● **Given exercise**: Find every line with the word "JSON" and report how many there are, without any other text.

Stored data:
______________________________

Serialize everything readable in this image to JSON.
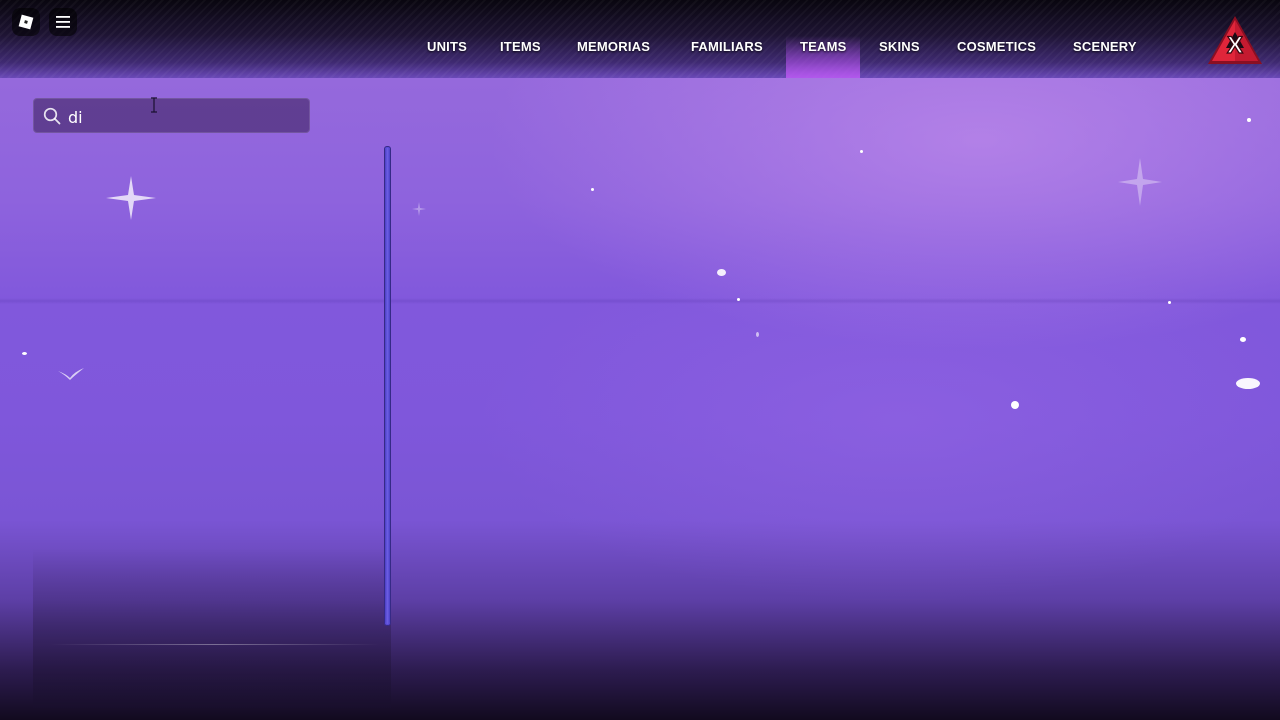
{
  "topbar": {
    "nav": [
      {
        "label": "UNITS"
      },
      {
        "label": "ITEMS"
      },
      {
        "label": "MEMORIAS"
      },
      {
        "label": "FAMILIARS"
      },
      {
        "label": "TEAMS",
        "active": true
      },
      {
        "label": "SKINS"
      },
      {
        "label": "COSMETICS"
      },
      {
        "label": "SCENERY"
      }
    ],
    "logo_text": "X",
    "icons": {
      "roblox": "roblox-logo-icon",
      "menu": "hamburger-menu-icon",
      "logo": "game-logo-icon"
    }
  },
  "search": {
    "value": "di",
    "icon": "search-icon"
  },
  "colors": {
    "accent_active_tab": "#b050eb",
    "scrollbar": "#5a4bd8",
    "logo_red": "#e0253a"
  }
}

______________________________

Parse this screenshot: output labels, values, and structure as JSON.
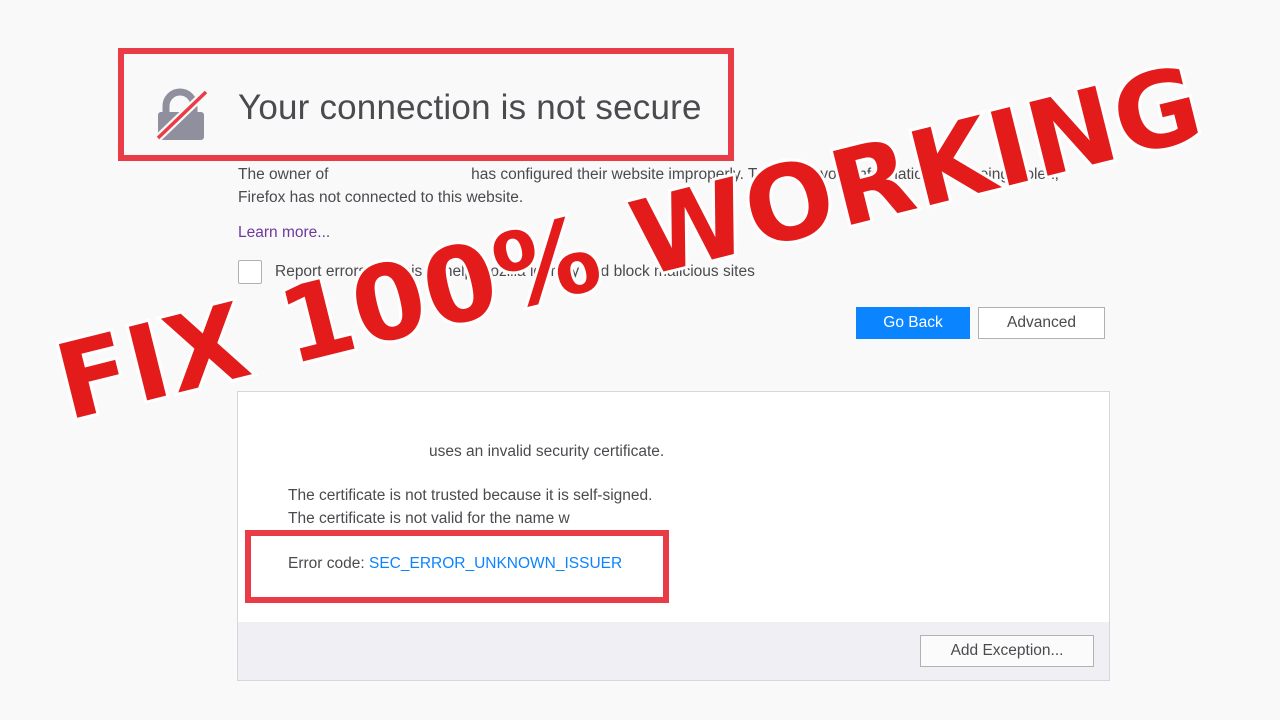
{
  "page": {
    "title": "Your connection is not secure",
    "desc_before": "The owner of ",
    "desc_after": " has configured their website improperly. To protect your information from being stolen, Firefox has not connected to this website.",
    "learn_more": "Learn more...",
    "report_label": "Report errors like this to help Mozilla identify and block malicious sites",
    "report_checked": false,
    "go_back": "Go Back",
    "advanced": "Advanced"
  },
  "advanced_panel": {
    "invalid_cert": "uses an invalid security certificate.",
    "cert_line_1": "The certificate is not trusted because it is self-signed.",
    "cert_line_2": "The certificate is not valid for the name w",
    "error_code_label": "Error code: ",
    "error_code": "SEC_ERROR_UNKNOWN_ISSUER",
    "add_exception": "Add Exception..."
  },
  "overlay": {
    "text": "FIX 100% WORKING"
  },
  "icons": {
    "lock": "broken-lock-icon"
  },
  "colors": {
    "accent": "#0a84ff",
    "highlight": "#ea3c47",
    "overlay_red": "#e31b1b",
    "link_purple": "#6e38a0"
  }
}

______________________________

● **Solved problem**: 2